(Text passage):
^^^^^^^^^^^^^^^^
It seems I am the only one not sharing your reservations regarding
OSGi, so let's go for it, John.

I would personally  try to not bother with the hot-loading and
-unloading of drivers and create a install and a drivers directory for
all running processes, where these will be checked upon starting to
update or install any new stuff. If a real life-cycle management is
needed on run-time I would once again urge to go with OSGi.

I would love to help on this not withstanding any objection I have on
the way to go. It seems like fun to implement:)
Daan

On Fri, Aug 23, 2013 at 1:44 AM, Kelven Yang <kelven.y...@citrix.com> wrote:
> Spring is not meant to be used as a solution for run-time "plug-ins".
> Darren is correct that Spring XML should be treated as code (ideal place
> for it is the resource section inside the jar). Why we end up the way now
> is mainly for practical reason. Since most of our current pluggable
> features are not yet designed to be fully run-time loadable, most of them
> have compile time linkage to other framework components that are solved at
> loading time by Spring.
>
> Only after we have cleaned up all these tightly coupled loading time
> bindings, can we have a much simpler plugin configuration. And this
> run-time loadable framework does not necessary to be based on any complex
> ones (i.e., OSGi).
>
> Kelven
>
> On 8/21/13 8:42 AM, "Darren Shepherd" <darren.s.sheph...@gmail.com> wrote:
>
>>I also agree with this.  Spring XML should always be treated as code not
>>really configuration.  It's not good to have a sysadmin touch spring
>>config and frankly it's just mean to force them to.
>>
>>I would ideally like to see that registering a module is as simple as
>>putting a jar in a directory.  If its in the directory it gets loaded.
>>Then additionally you should have a way such that you can explicitly tell
>>it not to load modules based on some configuration.  That way, if for
>>some reason moving the jar is not possible, you can still disallow it.
^^^^^^^^^^^^^^^^
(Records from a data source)

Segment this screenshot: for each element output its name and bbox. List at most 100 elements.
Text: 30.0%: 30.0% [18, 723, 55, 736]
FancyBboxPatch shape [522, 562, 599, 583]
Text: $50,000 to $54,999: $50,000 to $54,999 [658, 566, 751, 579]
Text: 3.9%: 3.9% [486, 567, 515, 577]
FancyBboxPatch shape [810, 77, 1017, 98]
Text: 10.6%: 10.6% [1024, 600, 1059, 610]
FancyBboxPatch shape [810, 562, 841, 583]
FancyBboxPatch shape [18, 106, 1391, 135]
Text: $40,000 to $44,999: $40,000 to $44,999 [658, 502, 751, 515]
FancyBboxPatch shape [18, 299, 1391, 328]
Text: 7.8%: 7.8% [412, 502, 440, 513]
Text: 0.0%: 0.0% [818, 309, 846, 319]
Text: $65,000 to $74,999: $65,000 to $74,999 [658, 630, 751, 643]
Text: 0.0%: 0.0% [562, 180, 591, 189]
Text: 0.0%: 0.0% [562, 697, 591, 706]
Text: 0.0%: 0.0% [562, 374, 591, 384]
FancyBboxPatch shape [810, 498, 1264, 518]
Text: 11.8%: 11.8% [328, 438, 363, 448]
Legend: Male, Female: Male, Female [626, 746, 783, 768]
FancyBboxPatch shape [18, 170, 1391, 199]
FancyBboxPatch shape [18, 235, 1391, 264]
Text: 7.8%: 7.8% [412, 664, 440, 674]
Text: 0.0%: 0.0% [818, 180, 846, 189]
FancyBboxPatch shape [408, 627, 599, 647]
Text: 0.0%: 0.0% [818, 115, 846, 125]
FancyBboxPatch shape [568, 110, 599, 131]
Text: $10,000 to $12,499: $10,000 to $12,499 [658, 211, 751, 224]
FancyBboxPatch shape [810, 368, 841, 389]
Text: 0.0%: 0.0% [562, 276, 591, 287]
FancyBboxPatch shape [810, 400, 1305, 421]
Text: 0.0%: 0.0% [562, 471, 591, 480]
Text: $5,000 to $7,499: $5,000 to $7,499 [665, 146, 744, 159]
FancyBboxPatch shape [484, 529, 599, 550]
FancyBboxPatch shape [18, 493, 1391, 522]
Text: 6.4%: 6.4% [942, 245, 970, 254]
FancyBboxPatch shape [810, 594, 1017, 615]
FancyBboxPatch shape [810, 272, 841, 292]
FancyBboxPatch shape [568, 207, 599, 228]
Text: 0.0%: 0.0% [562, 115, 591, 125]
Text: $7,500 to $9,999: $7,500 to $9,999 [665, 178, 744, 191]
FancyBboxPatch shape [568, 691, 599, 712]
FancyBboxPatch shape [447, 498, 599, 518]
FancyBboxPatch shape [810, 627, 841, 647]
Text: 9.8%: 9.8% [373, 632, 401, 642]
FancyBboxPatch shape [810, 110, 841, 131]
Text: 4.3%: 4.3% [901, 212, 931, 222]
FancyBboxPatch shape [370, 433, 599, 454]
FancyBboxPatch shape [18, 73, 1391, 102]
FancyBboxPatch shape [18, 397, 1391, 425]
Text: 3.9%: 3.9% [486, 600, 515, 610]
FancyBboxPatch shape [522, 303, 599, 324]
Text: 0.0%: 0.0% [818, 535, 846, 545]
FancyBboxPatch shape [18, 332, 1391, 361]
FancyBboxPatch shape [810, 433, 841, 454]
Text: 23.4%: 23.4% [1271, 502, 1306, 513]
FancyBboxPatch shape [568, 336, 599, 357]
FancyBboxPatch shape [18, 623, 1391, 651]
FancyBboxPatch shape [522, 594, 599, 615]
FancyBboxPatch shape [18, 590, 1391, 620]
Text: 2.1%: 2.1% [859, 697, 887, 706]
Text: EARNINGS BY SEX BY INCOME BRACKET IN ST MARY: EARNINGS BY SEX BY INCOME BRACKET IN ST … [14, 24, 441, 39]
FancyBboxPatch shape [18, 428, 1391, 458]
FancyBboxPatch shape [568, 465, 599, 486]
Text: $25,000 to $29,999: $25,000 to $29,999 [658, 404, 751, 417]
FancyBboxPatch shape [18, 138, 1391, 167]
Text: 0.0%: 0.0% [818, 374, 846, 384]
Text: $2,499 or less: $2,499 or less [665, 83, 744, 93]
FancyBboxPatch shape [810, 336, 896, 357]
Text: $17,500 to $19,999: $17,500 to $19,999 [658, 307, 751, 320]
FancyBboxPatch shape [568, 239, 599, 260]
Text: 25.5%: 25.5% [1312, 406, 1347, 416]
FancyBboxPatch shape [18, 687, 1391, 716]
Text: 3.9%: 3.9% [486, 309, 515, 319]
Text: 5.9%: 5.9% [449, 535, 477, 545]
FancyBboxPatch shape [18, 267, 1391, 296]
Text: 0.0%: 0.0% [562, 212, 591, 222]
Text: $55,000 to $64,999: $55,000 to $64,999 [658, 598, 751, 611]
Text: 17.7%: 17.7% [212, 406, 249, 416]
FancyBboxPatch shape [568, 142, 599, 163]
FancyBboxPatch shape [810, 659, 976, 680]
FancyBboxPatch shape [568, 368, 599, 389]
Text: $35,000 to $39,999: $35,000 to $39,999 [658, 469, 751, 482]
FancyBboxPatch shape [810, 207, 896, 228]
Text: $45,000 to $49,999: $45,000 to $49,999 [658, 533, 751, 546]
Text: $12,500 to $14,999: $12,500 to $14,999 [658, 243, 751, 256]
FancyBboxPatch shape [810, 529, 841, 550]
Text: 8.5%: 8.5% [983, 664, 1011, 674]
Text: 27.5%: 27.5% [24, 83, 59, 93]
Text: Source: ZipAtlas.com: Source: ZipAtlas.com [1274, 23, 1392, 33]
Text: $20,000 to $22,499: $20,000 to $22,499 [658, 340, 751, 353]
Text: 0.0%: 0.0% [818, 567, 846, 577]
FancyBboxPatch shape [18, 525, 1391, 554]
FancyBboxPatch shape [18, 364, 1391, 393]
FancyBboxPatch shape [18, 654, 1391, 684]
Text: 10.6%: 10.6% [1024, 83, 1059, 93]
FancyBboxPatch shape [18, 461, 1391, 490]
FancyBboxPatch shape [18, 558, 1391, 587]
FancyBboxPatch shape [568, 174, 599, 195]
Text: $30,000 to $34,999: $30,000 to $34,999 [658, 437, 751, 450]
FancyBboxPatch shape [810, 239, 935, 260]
^^^^^^^^^^^^^^^^
(Your instructions): Retype the stretch of the email thread from "I would personally" through "fun to implement:)" word for word.

(Complete answer):
I would personally  try to not bother with the hot-loading and
-unloading of drivers and create a install and a drivers directory for
all running processes, where these will be checked upon starting to
update or install any new stuff. If a real life-cycle management is
needed on run-time I would once again urge to go with OSGi.

I would love to help on this not withstanding any objection I have on
the way to go. It seems like fun to implement:)